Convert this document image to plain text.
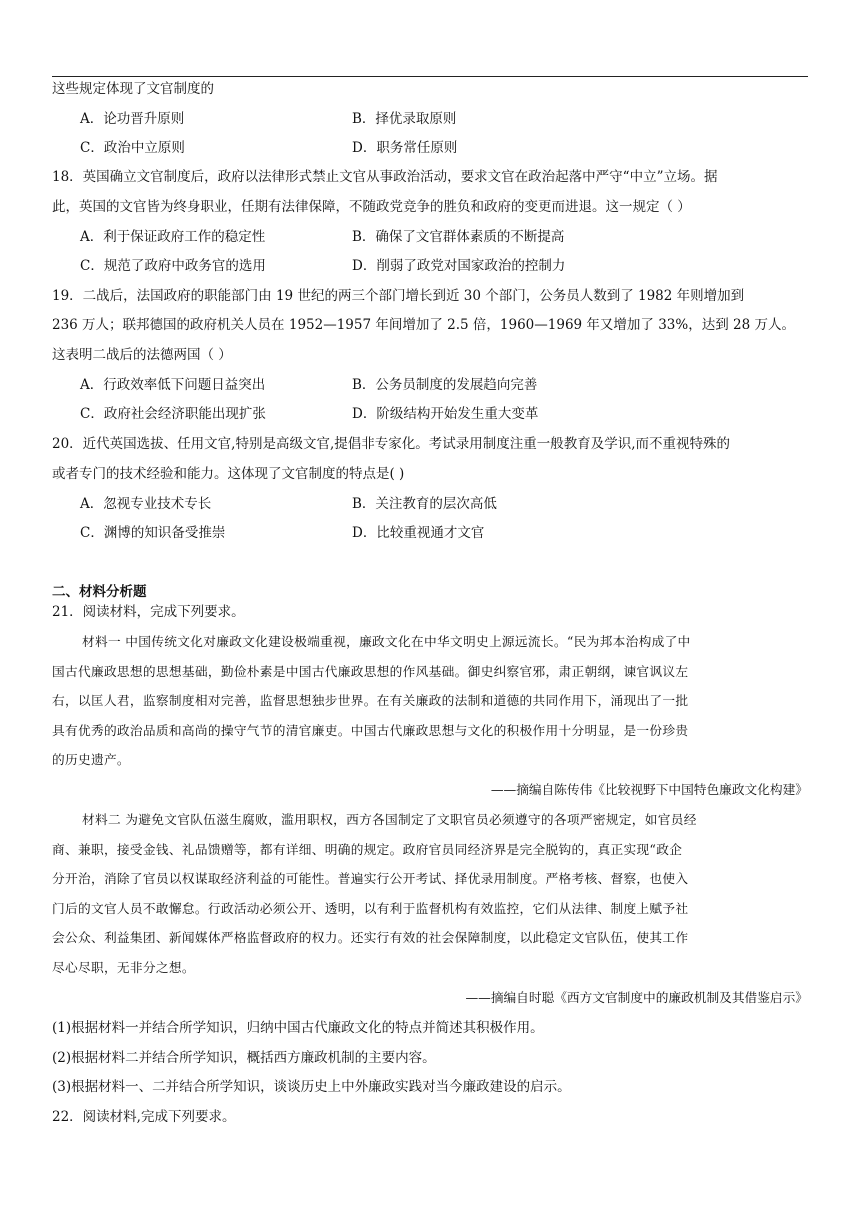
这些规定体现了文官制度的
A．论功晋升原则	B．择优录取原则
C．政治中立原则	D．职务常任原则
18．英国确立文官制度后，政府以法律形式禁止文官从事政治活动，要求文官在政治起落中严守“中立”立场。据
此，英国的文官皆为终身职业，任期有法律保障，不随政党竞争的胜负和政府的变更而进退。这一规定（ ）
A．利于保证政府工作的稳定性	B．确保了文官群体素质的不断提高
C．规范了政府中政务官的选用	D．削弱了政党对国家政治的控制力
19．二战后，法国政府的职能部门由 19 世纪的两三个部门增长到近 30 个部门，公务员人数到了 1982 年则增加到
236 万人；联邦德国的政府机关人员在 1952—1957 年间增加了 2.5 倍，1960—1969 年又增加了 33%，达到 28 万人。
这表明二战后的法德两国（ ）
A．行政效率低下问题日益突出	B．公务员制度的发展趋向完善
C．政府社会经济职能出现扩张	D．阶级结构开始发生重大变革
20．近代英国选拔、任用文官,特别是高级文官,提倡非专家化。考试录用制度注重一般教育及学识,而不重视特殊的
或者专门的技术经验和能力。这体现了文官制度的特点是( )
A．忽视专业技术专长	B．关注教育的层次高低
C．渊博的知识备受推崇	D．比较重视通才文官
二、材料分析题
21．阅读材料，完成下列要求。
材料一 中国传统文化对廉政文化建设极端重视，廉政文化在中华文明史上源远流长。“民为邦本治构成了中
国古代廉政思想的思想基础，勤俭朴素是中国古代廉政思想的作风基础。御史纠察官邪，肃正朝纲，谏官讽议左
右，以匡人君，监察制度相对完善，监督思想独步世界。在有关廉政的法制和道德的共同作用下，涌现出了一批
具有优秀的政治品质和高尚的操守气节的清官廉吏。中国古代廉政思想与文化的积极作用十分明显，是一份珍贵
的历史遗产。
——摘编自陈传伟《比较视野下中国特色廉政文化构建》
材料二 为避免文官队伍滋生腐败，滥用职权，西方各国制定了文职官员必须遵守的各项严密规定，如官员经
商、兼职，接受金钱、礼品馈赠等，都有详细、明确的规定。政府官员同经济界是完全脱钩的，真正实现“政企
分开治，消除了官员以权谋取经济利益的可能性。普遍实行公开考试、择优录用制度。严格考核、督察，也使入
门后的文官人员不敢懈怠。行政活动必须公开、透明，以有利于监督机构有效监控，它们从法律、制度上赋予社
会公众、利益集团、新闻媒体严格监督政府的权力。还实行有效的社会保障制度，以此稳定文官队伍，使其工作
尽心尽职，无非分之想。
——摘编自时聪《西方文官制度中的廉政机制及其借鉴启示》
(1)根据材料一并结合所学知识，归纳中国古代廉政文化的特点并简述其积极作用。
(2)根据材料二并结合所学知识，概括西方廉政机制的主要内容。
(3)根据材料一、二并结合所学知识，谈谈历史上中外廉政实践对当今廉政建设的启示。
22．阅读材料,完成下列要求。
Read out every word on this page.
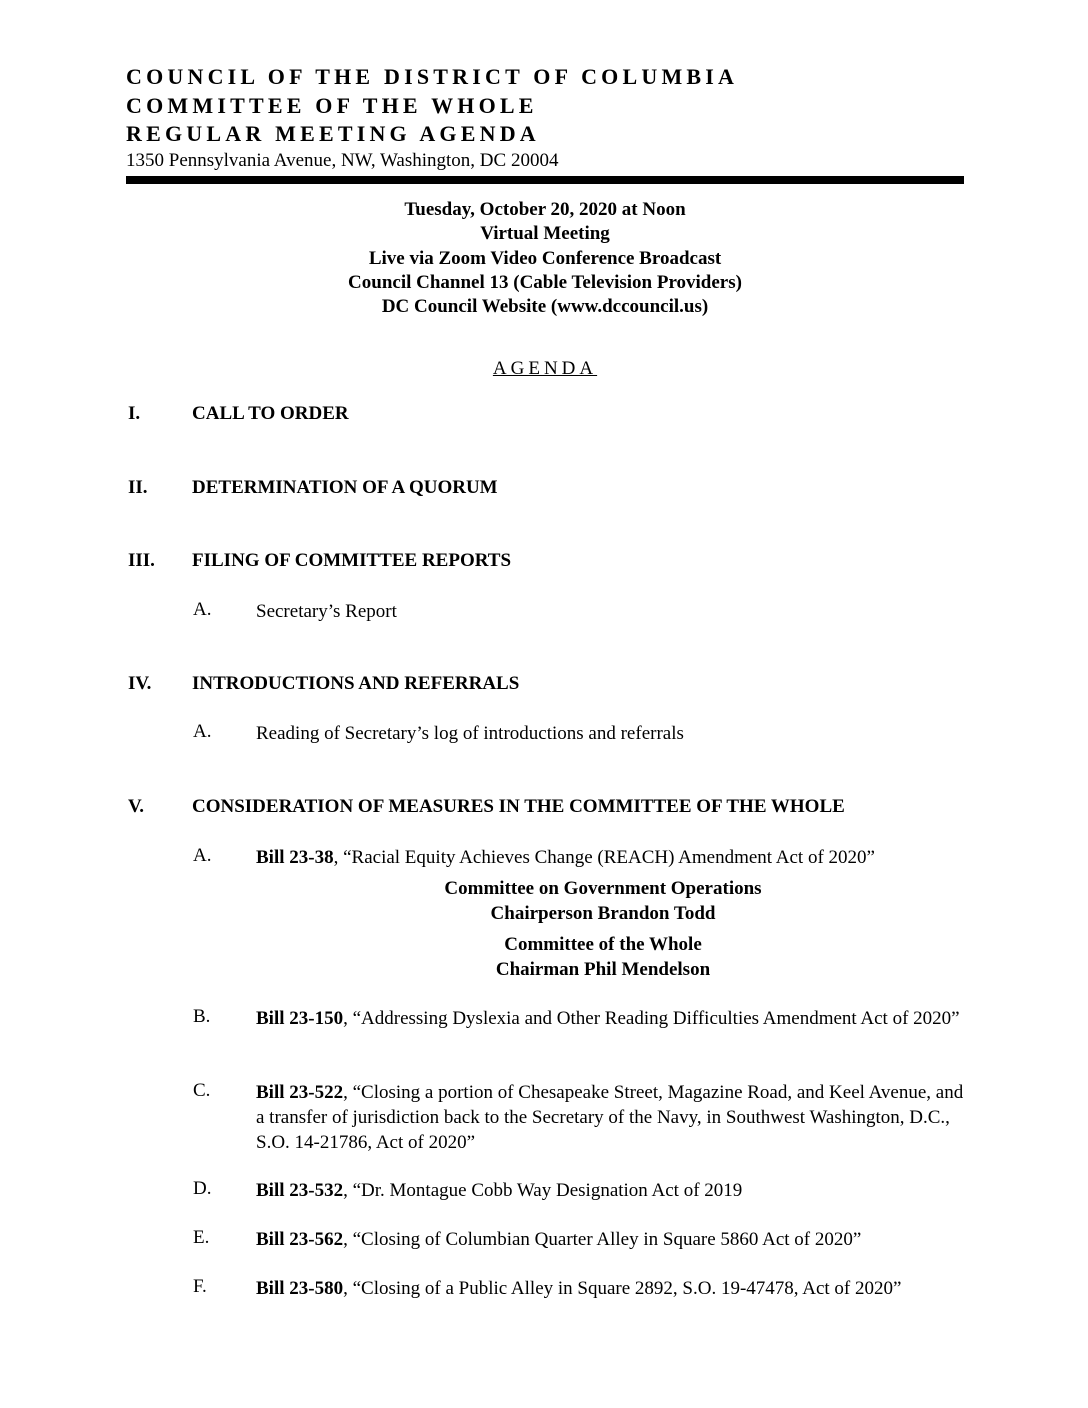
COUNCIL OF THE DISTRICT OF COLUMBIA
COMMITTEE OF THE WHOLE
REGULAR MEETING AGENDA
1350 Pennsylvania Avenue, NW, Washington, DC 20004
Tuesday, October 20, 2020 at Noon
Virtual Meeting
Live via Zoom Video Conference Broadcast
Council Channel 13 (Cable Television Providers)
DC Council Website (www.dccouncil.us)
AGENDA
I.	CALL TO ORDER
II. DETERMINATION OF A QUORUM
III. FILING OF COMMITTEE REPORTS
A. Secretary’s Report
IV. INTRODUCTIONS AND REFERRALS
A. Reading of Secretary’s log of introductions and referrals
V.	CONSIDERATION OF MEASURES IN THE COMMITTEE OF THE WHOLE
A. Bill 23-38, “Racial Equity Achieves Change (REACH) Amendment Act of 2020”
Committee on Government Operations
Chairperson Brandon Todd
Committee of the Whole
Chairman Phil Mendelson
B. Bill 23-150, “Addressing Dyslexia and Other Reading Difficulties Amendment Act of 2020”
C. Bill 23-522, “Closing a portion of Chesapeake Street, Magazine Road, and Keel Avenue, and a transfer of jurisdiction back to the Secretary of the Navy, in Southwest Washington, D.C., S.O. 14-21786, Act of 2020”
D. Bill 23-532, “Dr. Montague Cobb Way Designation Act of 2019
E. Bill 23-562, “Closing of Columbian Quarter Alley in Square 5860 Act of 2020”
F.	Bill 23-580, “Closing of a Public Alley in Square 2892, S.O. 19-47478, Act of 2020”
::::::::
**Task to carry out**:
Reply with only the number of lines in the entries that contain the word "this".

**In response**:
2